§ AIM OF THE EXERCISE
Search the data below for the word "epicycli" and copy each line that holds it.

§ INPUT DATA

-*-*-

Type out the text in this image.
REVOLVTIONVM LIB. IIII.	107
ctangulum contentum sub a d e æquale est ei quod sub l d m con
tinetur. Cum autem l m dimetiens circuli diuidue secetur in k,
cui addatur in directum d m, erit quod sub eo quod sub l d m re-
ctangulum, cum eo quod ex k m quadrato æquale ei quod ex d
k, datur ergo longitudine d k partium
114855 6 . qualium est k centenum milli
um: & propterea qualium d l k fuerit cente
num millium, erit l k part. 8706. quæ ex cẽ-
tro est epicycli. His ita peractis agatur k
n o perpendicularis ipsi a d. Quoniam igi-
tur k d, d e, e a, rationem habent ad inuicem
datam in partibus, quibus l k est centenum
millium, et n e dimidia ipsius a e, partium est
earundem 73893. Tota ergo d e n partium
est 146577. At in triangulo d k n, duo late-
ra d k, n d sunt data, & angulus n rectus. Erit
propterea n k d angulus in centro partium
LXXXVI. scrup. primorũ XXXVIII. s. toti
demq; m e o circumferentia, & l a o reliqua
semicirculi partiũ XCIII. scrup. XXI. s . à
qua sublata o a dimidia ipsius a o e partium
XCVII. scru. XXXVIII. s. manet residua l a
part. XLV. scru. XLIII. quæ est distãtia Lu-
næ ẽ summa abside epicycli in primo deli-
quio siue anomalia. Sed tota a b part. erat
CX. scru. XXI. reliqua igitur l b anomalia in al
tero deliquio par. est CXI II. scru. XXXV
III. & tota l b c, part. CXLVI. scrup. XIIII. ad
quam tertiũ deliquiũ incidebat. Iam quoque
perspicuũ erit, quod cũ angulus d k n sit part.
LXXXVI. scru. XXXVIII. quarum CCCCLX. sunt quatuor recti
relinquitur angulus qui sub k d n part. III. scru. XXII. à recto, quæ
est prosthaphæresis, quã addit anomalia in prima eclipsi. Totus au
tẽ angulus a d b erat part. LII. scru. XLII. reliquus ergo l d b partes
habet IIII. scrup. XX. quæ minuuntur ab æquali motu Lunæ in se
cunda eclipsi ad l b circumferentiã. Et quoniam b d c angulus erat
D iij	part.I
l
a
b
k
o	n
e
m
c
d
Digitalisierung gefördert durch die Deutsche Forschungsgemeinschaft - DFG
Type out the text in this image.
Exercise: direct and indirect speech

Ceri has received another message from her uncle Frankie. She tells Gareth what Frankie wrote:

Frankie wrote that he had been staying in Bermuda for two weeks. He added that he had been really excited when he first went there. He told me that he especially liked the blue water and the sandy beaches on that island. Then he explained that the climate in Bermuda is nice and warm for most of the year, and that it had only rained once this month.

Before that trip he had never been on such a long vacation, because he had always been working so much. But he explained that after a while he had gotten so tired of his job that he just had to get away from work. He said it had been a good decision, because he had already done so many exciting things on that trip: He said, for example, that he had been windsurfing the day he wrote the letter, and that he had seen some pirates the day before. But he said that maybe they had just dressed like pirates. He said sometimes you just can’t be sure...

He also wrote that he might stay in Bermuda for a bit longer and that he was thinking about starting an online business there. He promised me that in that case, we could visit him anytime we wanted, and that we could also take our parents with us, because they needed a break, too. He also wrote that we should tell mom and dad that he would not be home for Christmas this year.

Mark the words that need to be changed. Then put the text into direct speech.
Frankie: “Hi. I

-*-*-

§ RESPONSE TO THIS TASK
tro est epicycli. His ita peractis agatur k
næ ẽ summa abside epicycli in primo deli-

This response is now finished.